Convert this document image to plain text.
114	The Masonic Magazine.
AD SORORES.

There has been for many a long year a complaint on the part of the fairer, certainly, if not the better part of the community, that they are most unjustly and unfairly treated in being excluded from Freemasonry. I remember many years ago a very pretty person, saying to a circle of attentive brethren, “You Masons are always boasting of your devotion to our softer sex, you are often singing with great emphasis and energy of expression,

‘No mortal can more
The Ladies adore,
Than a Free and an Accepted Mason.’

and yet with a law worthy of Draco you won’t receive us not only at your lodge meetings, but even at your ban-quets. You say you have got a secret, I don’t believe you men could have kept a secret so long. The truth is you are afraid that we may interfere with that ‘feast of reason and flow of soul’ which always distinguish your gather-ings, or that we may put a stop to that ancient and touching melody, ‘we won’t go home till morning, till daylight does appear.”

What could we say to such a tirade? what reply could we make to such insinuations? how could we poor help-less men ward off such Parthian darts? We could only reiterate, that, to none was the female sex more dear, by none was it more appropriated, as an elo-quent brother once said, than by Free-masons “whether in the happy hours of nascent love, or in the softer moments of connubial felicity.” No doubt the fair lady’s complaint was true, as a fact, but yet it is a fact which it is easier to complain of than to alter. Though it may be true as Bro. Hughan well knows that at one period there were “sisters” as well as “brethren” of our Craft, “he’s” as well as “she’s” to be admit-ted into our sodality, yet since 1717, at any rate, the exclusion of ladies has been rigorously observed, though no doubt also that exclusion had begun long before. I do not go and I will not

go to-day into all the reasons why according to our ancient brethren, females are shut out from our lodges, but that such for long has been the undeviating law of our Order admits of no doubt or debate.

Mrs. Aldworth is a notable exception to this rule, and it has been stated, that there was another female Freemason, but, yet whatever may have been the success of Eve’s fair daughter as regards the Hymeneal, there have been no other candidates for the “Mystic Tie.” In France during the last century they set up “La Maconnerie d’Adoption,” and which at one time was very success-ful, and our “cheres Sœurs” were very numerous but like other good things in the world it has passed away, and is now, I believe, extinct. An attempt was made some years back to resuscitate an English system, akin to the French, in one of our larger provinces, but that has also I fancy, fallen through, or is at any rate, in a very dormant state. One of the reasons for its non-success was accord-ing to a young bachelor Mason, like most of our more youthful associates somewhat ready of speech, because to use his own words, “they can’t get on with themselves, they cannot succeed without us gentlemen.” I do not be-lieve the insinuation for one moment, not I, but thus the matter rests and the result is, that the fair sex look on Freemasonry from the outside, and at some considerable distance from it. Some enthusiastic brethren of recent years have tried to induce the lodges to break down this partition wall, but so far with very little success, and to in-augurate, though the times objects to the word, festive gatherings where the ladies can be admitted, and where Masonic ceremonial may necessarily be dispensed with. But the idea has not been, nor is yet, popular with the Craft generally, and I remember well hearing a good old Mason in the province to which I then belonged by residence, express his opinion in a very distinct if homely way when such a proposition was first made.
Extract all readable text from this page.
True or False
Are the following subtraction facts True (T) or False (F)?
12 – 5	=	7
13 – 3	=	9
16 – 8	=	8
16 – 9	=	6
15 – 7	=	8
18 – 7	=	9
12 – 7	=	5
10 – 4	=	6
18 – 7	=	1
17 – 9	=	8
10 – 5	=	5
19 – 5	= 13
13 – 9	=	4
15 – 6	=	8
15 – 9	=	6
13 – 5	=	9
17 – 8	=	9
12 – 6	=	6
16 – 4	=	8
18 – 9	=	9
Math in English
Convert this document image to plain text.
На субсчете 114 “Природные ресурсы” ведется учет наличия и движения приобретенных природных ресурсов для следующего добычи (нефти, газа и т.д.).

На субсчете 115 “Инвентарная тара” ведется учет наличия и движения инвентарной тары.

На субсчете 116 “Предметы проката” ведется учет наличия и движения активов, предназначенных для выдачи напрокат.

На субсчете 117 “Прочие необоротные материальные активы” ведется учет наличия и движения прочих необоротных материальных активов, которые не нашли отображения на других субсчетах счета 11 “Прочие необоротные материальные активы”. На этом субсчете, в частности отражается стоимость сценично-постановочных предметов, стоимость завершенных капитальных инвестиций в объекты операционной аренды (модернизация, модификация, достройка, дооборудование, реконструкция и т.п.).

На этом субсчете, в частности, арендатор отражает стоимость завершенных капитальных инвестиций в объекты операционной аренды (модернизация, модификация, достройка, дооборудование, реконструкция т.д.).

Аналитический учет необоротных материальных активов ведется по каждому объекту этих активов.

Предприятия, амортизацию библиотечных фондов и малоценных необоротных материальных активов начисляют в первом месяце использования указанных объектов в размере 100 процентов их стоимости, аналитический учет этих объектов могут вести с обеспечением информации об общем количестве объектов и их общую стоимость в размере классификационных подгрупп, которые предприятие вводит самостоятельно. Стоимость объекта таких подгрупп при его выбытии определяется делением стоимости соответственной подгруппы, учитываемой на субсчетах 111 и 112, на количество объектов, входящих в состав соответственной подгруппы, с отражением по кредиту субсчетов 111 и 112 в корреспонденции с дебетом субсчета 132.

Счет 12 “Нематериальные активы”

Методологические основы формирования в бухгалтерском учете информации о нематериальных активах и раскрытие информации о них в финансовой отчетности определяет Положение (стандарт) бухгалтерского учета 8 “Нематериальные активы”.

-------------------------

Show every line where the string "инвестиций" appears.

=== Written reply ===
На субсчете 117 “Прочие необоротные материальные активы” ведется учет наличия и движения прочих необоротных материальных активов, которые не нашли отображения на других субсчетах счета 11 “Прочие необоротные материальные активы”. На этом субсчете, в частности отражается стоимость сценично-постановочных предметов, стоимость завершенных капитальных инвестиций в объекты операционной аренды (модернизация, модификация, достройка, дооборудование, реконструкция и т.п.).
На этом субсчете, в частности, арендатор отражает стоимость завершенных капитальных инвестиций в объекты операционной аренды (модернизация, модификация, достройка, дооборудование, реконструкция т.д.).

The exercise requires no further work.